## [What needs to be done]
Extract every line from the records below that contains the word "product".

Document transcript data
··········

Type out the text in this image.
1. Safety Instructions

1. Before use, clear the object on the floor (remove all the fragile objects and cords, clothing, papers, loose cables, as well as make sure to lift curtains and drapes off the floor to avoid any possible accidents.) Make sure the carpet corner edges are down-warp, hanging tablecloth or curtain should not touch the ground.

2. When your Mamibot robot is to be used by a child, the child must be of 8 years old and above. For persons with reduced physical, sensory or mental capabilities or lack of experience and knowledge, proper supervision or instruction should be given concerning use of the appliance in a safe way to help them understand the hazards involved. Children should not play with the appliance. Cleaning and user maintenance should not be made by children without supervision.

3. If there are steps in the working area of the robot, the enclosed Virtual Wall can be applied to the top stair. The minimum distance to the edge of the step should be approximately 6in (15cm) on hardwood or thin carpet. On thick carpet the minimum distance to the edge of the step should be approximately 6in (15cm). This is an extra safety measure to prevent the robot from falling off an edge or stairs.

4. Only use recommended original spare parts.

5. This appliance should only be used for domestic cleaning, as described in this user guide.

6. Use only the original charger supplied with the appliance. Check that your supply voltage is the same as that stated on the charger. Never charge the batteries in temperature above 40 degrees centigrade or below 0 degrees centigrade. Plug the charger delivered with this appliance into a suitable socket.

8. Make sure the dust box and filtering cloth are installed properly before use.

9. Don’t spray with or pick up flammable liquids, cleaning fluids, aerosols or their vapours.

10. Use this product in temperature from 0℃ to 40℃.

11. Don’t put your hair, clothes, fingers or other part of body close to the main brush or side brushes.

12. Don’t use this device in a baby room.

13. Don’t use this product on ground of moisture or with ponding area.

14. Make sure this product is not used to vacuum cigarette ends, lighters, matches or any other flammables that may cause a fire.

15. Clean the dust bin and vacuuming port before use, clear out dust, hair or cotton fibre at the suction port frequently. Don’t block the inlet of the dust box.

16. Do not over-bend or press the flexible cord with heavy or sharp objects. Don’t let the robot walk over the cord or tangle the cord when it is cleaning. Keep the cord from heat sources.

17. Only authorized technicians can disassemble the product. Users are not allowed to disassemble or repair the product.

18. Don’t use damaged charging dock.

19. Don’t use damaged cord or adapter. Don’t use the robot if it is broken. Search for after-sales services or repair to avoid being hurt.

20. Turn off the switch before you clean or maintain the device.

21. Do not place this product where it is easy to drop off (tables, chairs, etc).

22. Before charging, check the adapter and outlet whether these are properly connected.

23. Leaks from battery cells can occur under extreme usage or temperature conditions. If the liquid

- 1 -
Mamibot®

··········

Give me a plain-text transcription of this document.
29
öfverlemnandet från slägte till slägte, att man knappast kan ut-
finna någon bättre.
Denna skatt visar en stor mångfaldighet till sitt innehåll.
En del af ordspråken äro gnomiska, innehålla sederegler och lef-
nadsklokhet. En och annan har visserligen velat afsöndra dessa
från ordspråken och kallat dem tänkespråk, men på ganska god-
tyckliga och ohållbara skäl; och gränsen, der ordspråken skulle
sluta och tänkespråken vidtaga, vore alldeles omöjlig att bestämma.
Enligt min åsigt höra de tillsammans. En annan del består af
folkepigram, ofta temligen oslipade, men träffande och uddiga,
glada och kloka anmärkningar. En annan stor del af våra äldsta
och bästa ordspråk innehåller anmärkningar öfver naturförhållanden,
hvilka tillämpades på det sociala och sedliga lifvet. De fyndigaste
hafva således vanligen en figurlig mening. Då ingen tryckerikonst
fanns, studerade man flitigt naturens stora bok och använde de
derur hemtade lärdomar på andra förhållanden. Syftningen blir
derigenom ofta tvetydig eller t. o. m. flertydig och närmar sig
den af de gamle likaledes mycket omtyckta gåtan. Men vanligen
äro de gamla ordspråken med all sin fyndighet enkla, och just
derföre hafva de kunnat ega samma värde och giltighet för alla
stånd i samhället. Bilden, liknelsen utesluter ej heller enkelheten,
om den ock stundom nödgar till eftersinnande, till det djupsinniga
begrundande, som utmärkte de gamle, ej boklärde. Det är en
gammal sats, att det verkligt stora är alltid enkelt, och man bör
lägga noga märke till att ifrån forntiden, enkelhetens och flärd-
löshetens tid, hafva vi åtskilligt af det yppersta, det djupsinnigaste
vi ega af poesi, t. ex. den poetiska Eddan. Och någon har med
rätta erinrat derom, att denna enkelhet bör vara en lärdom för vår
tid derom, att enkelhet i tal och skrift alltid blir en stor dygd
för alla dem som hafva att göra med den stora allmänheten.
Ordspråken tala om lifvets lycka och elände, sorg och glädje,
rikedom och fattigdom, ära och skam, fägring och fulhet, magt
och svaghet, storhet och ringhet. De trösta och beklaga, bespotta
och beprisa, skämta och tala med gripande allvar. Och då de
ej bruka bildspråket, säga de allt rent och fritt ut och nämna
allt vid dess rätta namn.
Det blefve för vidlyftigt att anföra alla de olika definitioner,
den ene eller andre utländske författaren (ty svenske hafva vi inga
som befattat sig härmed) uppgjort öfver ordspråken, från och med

··········

## [Solution]
10. Use this product in temperature from 0℃ to 40℃.
13. Don’t use this product on ground of moisture or with ponding area.
14. Make sure this product is not used to vacuum cigarette ends, lighters, matches or any other flammables that may cause a fire.
17. Only authorized technicians can disassemble the product. Users are not allowed to disassemble or repair the product.
21. Do not place this product where it is easy to drop off (tables, chairs, etc).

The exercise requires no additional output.